— Start —

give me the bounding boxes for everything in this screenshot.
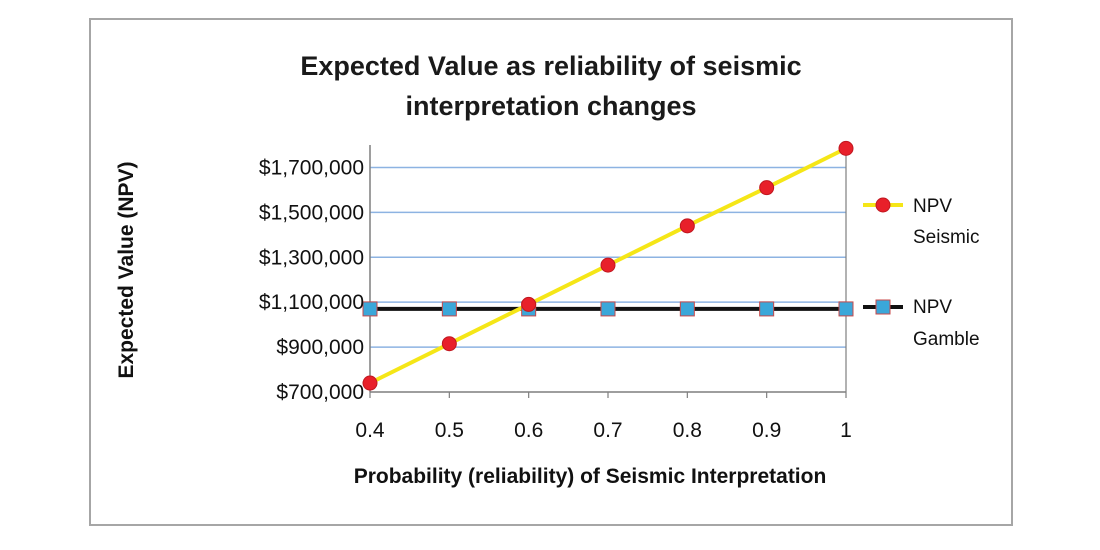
marker-seismic (838, 140, 854, 156)
gridlines (370, 166, 846, 348)
y-tick-label: $1,100,000 (259, 291, 364, 314)
marker-gamble (600, 301, 616, 317)
chart-title-line-1: Expected Value as reliability of seismic (300, 51, 801, 81)
x-tick-label: 0.9 (752, 419, 781, 442)
y-tick-label: $1,500,000 (259, 201, 364, 224)
x-tick-label: 0.4 (355, 419, 385, 442)
y-tick-label: $1,300,000 (259, 246, 364, 269)
x-tick-label: 0.7 (593, 419, 622, 442)
marker-seismic (759, 180, 775, 196)
x-tick-label: 0.8 (673, 419, 702, 442)
legend-seismic-label-2: Seismic (913, 227, 980, 248)
marker-seismic (679, 218, 695, 234)
x-axis-label: Probability (reliability) of Seismic Int… (354, 465, 827, 488)
series (362, 140, 854, 391)
chart-frame (89, 18, 1013, 526)
legend-seismic-marker (875, 197, 891, 213)
legend-gamble-label-2: Gamble (913, 329, 980, 350)
legend-gamble-marker (875, 299, 891, 315)
marker-seismic (600, 257, 616, 273)
axes (369, 145, 847, 398)
legend: NPV Seismic NPV Gamble (863, 196, 980, 350)
marker-seismic (521, 296, 537, 312)
marker-seismic (362, 375, 378, 391)
marker-seismic (441, 336, 457, 352)
marker-gamble (362, 301, 378, 317)
y-tick-labels: $700,000 $900,000 $1,100,000 $1,300,000 $1,5… (259, 156, 364, 404)
y-tick-label: $900,000 (276, 336, 364, 359)
legend-seismic-label-1: NPV (913, 196, 952, 217)
y-axis-label: Expected Value (NPV) (115, 161, 138, 378)
x-tick-label: 0.6 (514, 419, 543, 442)
y-tick-label: $700,000 (276, 381, 364, 404)
x-tick-label: 0.5 (435, 419, 464, 442)
x-tick-labels: 0.4 0.5 0.6 0.7 0.8 0.9 1 (355, 419, 851, 442)
y-tick-label: $1,700,000 (259, 156, 364, 179)
marker-gamble (759, 301, 775, 317)
marker-gamble (441, 301, 457, 317)
legend-gamble-label-1: NPV (913, 297, 952, 318)
marker-gamble (838, 301, 854, 317)
chart-title-line-2: interpretation changes (405, 91, 696, 121)
marker-gamble (679, 301, 695, 317)
x-tick-label: 1 (840, 419, 852, 442)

— End —

● Exercise description
Please render every line of the listing above as a JSON list of strings, one string per line, with blank lines left out. Omit the pictures from your answer.

● Result of this task
[
  "give me the bounding boxes for everything in this screenshot.",
  "marker-seismic (838, 140, 854, 156)",
  "gridlines (370, 166, 846, 348)",
  "y-tick-label: $1,100,000 (259, 291, 364, 314)",
  "marker-gamble (600, 301, 616, 317)",
  "chart-title-line-1: Expected Value as reliability of seismic (300, 51, 801, 81)",
  "x-tick-label: 0.9 (752, 419, 781, 442)",
  "y-tick-label: $1,500,000 (259, 201, 364, 224)",
  "x-tick-label: 0.4 (355, 419, 385, 442)",
  "y-tick-label: $1,300,000 (259, 246, 364, 269)",
  "x-tick-label: 0.7 (593, 419, 622, 442)",
  "marker-seismic (759, 180, 775, 196)",
  "x-tick-label: 0.8 (673, 419, 702, 442)",
  "legend-seismic-label-2: Seismic (913, 227, 980, 248)",
  "marker-seismic (679, 218, 695, 234)",
  "x-axis-label: Probability (reliability) of Seismic Int… (354, 465, 827, 488)",
  "series (362, 140, 854, 391)",
  "chart-frame (89, 18, 1013, 526)",
  "legend-seismic-marker (875, 197, 891, 213)",
  "legend-gamble-label-2: Gamble (913, 329, 980, 350)",
  "legend-gamble-marker (875, 299, 891, 315)",
  "marker-seismic (600, 257, 616, 273)",
  "axes (369, 145, 847, 398)",
  "legend: NPV Seismic NPV Gamble (863, 196, 980, 350)",
  "marker-seismic (521, 296, 537, 312)",
  "marker-seismic (362, 375, 378, 391)",
  "marker-seismic (441, 336, 457, 352)",
  "marker-gamble (362, 301, 378, 317)",
  "y-tick-labels: $700,000 $900,000 $1,100,000 $1,300,000 $1,5… (259, 156, 364, 404)",
  "y-tick-label: $900,000 (276, 336, 364, 359)",
  "legend-seismic-label-1: NPV (913, 196, 952, 217)",
  "y-axis-label: Expected Value (NPV) (115, 161, 138, 378)",
  "x-tick-label: 0.6 (514, 419, 543, 442)",
  "y-tick-label: $700,000 (276, 381, 364, 404)",
  "x-tick-label: 0.5 (435, 419, 464, 442)",
  "x-tick-labels: 0.4 0.5 0.6 0.7 0.8 0.9 1 (355, 419, 851, 442)",
  "y-tick-label: $1,700,000 (259, 156, 364, 179)",
  "marker-gamble (759, 301, 775, 317)",
  "marker-gamble (441, 301, 457, 317)",
  "legend-gamble-label-1: NPV (913, 297, 952, 318)",
  "marker-gamble (838, 301, 854, 317)",
  "chart-title-line-2: interpretation changes (405, 91, 696, 121)",
  "marker-gamble (679, 301, 695, 317)",
  "x-tick-label: 1 (840, 419, 852, 442)"
]